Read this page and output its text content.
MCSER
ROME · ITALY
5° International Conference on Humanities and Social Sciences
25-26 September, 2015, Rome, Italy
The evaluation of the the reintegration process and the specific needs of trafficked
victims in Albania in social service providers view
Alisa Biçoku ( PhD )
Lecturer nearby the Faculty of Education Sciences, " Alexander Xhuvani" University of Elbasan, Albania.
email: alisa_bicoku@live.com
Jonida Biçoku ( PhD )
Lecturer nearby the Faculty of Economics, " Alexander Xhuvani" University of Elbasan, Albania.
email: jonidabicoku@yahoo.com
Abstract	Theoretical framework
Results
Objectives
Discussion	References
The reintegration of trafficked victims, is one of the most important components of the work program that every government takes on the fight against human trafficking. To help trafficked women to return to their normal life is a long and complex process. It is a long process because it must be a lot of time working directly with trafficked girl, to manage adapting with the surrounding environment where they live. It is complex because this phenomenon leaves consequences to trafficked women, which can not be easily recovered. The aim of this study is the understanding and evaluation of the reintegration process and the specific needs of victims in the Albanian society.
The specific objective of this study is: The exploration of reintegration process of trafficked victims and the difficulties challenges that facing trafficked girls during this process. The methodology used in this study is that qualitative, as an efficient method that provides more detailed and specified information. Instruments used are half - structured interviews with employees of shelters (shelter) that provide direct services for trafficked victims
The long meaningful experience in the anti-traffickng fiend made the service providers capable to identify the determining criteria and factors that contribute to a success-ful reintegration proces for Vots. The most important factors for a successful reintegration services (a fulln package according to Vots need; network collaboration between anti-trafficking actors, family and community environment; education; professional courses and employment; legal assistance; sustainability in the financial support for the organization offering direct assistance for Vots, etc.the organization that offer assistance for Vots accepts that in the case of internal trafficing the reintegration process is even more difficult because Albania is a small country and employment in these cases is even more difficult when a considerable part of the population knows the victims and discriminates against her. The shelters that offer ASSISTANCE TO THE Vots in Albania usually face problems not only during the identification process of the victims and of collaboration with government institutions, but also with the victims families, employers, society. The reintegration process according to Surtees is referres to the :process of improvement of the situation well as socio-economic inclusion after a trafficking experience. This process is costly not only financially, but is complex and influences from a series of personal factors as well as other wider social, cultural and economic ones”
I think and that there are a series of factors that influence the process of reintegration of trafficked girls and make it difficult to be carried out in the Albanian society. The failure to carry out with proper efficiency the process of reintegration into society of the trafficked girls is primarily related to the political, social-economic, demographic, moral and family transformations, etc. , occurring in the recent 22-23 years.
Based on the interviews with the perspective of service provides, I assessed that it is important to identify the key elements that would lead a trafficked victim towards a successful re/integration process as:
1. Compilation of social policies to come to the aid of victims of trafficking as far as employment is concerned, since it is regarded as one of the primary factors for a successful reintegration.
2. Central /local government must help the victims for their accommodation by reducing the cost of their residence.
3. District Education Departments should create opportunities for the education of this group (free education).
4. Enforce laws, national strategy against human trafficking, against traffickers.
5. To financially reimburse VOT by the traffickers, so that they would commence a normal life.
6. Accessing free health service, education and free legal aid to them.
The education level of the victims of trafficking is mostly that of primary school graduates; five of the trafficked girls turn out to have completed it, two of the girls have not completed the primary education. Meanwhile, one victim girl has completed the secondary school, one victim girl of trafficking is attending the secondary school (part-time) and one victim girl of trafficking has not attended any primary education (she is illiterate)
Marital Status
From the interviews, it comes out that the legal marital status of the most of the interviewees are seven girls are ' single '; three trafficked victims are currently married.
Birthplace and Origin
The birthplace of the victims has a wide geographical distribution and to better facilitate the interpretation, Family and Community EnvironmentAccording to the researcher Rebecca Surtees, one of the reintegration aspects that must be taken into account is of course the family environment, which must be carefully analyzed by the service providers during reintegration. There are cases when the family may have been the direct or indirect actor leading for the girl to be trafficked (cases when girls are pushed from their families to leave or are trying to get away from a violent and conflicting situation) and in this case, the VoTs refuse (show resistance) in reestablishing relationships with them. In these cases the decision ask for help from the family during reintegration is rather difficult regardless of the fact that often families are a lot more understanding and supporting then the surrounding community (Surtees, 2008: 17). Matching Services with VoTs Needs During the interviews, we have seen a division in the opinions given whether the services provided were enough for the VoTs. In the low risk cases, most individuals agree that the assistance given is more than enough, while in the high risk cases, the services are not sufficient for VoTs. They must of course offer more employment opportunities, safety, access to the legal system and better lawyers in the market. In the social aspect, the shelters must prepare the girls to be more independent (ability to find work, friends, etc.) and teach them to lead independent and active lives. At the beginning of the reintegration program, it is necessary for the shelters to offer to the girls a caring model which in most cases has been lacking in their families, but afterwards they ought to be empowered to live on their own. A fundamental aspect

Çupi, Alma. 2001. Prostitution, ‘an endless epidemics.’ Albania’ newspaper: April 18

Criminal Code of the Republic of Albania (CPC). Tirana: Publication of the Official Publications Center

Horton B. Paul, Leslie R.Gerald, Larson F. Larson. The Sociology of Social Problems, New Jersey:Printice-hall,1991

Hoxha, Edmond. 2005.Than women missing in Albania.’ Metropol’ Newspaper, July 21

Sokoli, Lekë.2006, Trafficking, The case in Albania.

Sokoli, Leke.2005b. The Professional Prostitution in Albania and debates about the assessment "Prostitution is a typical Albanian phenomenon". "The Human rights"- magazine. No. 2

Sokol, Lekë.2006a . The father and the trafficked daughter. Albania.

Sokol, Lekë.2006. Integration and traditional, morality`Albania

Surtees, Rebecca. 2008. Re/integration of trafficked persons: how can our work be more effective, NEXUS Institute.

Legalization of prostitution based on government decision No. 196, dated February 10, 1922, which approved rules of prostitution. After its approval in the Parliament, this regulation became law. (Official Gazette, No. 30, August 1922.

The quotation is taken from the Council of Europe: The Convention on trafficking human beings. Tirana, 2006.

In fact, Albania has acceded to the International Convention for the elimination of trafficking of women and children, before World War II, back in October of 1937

-*-*-

WHAT YOU HAVE TO DO ▸ In the records above, find each line that holds the word "Sokoli"; copy all such lines.

REPLY TO THE TASK ▸
Sokoli, Lekë.2006, Trafficking, The case in Albania.
Sokoli, Leke.2005b. The Professional Prostitution in Albania and debates about the assessment "Prostitution is a typical Albanian phenomenon". "The Human rights"- magazine. No. 2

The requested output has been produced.